Stored records:

►

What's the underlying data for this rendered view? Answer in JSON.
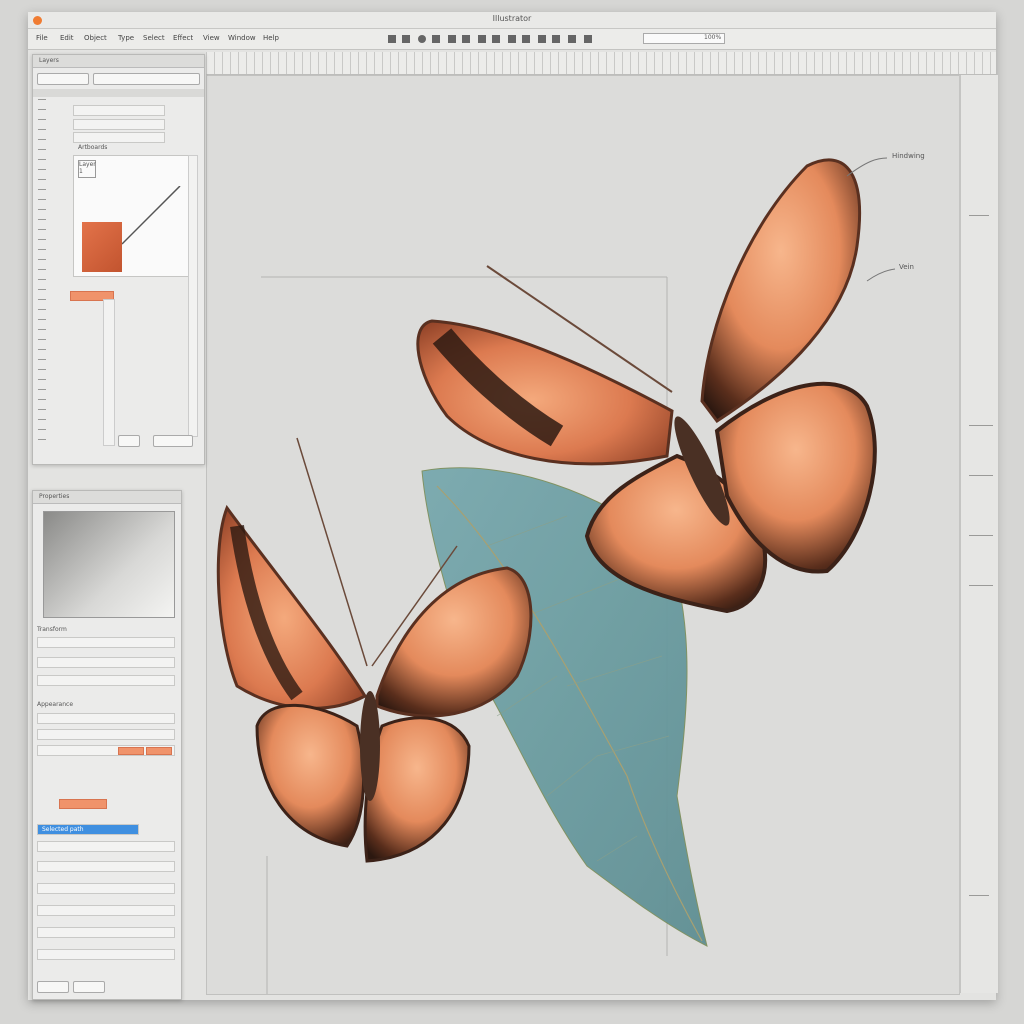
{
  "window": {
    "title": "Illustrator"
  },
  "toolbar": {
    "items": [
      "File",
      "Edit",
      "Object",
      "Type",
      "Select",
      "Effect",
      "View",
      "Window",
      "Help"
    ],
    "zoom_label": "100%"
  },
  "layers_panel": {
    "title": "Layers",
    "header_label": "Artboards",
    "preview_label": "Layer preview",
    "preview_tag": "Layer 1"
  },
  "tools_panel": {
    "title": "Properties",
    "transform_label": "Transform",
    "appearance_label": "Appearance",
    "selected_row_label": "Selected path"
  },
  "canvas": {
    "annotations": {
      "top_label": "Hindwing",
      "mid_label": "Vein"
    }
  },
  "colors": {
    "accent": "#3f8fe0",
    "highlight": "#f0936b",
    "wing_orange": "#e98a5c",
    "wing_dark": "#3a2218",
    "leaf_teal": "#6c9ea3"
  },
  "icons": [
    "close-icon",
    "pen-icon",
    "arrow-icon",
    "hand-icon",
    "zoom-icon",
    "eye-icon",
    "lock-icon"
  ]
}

◄

## Short task
Word for word, quote the full listing, omitting every picture.

## Response below
What's the underlying data for this rendered view? Answer in JSON.
{
  "window": {
    "title": "Illustrator"
  },
  "toolbar": {
    "items": [
      "File",
      "Edit",
      "Object",
      "Type",
      "Select",
      "Effect",
      "View",
      "Window",
      "Help"
    ],
    "zoom_label": "100%"
  },
  "layers_panel": {
    "title": "Layers",
    "header_label": "Artboards",
    "preview_label": "Layer preview",
    "preview_tag": "Layer 1"
  },
  "tools_panel": {
    "title": "Properties",
    "transform_label": "Transform",
    "appearance_label": "Appearance",
    "selected_row_label": "Selected path"
  },
  "canvas": {
    "annotations": {
      "top_label": "Hindwing",
      "mid_label": "Vein"
    }
  },
  "colors": {
    "accent": "#3f8fe0",
    "highlight": "#f0936b",
    "wing_orange": "#e98a5c",
    "wing_dark": "#3a2218",
    "leaf_teal": "#6c9ea3"
  },
  "icons": [
    "close-icon",
    "pen-icon",
    "arrow-icon",
    "hand-icon",
    "zoom-icon",
    "eye-icon",
    "lock-icon"
  ]
}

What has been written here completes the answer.